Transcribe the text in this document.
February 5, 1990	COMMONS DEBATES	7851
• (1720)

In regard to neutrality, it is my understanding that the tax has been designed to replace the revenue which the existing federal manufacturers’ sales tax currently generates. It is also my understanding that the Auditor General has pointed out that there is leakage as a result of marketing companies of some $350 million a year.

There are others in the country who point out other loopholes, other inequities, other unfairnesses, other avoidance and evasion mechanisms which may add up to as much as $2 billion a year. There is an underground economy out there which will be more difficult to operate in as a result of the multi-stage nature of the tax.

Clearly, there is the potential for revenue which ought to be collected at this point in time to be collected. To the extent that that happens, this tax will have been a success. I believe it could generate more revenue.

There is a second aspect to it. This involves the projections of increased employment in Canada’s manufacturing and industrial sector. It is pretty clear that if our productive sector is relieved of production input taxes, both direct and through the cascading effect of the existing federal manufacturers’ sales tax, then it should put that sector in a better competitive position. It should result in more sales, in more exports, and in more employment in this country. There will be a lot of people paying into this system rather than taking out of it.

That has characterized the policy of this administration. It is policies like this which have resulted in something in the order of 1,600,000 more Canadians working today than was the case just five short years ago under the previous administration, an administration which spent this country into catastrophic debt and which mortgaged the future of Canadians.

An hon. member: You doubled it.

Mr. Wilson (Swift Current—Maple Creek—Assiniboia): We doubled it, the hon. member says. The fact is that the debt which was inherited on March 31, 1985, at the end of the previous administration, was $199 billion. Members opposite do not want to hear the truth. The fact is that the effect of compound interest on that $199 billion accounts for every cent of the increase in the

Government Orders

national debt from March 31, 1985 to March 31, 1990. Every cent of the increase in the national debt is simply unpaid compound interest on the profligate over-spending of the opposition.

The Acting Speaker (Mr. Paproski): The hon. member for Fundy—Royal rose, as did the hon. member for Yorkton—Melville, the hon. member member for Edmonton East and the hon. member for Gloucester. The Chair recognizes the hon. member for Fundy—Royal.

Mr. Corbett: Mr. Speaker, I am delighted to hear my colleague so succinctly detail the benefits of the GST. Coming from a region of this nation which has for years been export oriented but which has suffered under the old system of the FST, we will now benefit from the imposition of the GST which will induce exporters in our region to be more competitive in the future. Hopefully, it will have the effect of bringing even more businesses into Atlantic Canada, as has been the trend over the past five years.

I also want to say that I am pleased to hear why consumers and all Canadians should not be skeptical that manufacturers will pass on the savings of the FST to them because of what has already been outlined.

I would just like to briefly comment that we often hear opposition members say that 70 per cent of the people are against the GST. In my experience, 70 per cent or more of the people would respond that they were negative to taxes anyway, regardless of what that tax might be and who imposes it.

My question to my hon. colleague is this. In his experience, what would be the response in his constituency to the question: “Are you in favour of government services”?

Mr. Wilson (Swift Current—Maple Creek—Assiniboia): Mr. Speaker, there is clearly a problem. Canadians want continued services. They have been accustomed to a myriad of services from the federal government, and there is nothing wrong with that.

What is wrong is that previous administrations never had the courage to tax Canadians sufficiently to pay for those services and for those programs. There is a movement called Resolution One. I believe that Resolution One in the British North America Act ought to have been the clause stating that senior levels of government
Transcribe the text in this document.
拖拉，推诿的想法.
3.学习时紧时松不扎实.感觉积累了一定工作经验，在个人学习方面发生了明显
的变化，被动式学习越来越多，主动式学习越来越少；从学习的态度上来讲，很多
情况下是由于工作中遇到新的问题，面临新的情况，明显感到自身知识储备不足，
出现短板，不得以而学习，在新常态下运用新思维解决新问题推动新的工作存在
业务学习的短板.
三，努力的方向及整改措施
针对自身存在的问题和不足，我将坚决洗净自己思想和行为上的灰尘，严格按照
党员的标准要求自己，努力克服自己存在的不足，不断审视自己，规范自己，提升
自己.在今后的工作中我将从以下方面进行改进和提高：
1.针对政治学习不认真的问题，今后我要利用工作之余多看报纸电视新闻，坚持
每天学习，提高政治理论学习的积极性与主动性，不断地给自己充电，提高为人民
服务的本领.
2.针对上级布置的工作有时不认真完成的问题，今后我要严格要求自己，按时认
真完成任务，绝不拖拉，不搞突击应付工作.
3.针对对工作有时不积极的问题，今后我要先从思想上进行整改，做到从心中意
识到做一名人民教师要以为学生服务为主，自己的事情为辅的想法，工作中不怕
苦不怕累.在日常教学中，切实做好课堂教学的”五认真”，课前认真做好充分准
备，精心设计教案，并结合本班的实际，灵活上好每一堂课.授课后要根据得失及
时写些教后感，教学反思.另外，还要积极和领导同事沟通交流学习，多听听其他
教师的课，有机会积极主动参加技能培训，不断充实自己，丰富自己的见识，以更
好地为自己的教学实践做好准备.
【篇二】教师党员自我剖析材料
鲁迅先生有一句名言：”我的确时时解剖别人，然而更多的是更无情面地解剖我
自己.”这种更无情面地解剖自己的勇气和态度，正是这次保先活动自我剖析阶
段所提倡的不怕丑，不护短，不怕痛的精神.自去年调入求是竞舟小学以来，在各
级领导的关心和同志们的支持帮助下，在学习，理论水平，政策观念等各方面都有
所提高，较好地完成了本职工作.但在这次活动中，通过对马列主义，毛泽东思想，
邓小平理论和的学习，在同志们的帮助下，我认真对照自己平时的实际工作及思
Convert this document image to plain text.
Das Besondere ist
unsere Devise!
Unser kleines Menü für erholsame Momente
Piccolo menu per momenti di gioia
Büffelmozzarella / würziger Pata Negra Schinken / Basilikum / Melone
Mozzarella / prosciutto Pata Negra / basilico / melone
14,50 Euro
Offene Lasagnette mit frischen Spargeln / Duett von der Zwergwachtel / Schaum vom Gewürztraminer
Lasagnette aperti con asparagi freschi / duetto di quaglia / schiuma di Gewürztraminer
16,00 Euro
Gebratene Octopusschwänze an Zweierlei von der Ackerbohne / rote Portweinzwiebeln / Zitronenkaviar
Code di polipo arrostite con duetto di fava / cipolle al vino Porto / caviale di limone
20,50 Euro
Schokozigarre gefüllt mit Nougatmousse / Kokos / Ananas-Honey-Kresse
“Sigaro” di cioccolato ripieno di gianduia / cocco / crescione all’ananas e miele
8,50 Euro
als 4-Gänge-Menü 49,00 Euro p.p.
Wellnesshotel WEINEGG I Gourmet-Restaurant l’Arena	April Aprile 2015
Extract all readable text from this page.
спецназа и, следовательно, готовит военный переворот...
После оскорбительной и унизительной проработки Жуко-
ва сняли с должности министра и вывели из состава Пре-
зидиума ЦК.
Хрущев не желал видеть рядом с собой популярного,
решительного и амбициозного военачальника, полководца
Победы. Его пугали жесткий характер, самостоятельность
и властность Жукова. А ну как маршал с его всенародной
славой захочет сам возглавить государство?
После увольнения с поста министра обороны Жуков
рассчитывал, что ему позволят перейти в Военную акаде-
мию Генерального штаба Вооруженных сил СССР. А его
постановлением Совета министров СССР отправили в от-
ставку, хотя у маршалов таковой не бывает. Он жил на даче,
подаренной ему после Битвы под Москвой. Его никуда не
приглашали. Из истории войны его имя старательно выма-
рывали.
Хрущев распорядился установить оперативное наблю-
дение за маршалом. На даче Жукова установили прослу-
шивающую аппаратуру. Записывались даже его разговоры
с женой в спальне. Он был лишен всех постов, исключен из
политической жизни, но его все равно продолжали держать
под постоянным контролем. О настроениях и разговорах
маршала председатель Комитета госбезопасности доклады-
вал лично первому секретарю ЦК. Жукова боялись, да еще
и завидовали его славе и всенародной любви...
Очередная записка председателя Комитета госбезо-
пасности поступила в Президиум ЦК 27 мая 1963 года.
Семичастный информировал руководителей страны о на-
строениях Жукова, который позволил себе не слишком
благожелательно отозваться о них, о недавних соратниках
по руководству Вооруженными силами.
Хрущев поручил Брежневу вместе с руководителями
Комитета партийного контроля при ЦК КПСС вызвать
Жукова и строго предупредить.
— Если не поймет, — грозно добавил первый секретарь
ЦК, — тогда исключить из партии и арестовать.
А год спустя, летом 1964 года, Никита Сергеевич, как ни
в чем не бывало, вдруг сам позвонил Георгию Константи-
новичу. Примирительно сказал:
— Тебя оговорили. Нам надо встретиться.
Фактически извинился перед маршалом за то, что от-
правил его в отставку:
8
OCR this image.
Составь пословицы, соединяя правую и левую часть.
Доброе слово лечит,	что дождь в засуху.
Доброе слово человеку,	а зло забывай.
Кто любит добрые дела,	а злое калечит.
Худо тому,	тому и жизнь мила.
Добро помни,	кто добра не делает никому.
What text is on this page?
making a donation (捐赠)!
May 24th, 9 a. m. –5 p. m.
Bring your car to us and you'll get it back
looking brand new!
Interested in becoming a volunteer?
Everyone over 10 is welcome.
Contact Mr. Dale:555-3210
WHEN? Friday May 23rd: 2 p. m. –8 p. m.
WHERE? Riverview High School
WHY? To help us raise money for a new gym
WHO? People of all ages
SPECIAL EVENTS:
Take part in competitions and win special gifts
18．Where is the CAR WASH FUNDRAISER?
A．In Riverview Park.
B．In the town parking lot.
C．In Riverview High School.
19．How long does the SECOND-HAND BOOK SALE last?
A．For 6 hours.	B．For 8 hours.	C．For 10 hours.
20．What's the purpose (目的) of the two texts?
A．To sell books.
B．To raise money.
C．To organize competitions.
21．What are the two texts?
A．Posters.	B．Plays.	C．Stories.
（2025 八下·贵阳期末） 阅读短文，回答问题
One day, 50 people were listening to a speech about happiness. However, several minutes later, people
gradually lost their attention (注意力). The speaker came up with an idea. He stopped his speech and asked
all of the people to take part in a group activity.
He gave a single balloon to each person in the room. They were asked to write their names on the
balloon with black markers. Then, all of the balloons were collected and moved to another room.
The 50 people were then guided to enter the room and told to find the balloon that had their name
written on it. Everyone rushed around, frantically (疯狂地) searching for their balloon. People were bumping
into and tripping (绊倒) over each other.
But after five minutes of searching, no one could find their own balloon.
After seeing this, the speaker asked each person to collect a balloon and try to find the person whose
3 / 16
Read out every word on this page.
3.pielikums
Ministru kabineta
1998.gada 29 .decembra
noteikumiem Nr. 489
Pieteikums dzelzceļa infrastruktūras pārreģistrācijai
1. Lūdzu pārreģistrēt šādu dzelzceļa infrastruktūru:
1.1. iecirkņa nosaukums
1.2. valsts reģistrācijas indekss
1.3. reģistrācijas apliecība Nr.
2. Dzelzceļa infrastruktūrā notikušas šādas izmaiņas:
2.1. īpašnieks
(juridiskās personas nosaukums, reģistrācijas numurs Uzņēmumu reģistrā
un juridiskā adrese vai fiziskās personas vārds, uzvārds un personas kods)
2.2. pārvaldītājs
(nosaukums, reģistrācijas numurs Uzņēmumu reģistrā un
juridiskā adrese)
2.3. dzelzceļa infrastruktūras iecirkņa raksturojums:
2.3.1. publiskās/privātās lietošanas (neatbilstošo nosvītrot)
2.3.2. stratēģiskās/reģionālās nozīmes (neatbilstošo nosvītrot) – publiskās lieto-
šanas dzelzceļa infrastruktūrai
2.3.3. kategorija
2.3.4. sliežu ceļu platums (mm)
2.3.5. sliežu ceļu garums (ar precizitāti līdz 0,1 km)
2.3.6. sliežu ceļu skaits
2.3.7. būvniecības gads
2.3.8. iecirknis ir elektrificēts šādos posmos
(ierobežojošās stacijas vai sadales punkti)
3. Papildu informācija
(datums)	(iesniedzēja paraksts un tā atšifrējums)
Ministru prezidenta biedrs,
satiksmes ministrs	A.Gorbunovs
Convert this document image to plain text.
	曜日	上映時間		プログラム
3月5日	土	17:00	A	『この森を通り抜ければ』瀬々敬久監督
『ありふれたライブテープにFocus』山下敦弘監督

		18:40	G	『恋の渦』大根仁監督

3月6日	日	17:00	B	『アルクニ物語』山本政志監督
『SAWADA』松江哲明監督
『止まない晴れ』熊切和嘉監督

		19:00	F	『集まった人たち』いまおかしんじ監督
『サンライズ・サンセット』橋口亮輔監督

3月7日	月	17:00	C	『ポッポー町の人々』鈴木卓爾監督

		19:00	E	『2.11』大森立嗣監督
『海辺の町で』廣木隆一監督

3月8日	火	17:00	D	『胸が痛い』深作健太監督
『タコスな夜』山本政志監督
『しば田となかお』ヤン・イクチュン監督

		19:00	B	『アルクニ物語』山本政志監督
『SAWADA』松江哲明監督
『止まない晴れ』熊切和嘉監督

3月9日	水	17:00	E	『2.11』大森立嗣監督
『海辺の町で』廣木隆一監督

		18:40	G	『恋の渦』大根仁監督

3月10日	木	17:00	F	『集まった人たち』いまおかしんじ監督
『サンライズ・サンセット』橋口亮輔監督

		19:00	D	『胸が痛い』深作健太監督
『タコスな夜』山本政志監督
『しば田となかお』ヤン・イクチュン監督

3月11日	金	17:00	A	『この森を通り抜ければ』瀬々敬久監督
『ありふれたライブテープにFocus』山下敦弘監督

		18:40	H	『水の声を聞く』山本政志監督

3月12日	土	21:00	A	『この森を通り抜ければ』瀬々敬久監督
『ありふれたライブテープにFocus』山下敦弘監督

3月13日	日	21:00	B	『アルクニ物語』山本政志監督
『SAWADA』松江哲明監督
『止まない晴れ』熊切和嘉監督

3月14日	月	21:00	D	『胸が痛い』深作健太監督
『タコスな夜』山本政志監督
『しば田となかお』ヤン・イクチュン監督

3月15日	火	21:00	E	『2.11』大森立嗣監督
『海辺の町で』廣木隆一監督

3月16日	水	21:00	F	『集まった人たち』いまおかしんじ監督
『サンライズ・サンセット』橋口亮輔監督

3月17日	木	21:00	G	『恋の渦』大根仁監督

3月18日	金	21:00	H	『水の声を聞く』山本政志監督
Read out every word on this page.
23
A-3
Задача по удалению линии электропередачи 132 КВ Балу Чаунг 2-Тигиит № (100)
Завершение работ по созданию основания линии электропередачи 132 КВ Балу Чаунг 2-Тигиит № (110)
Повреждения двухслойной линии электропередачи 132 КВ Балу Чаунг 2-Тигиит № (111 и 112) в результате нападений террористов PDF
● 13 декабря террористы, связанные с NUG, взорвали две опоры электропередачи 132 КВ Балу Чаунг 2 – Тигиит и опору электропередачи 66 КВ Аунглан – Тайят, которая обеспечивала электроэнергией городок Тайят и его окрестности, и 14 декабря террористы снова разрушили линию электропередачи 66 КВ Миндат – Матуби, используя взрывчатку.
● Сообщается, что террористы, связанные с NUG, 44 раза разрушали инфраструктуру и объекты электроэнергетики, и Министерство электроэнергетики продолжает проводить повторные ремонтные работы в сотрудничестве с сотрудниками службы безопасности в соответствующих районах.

• **The problem**
Provide the count, and nothing else, of lines in the data above where the word "personas" occurs.

• **Answer for this exercise**
2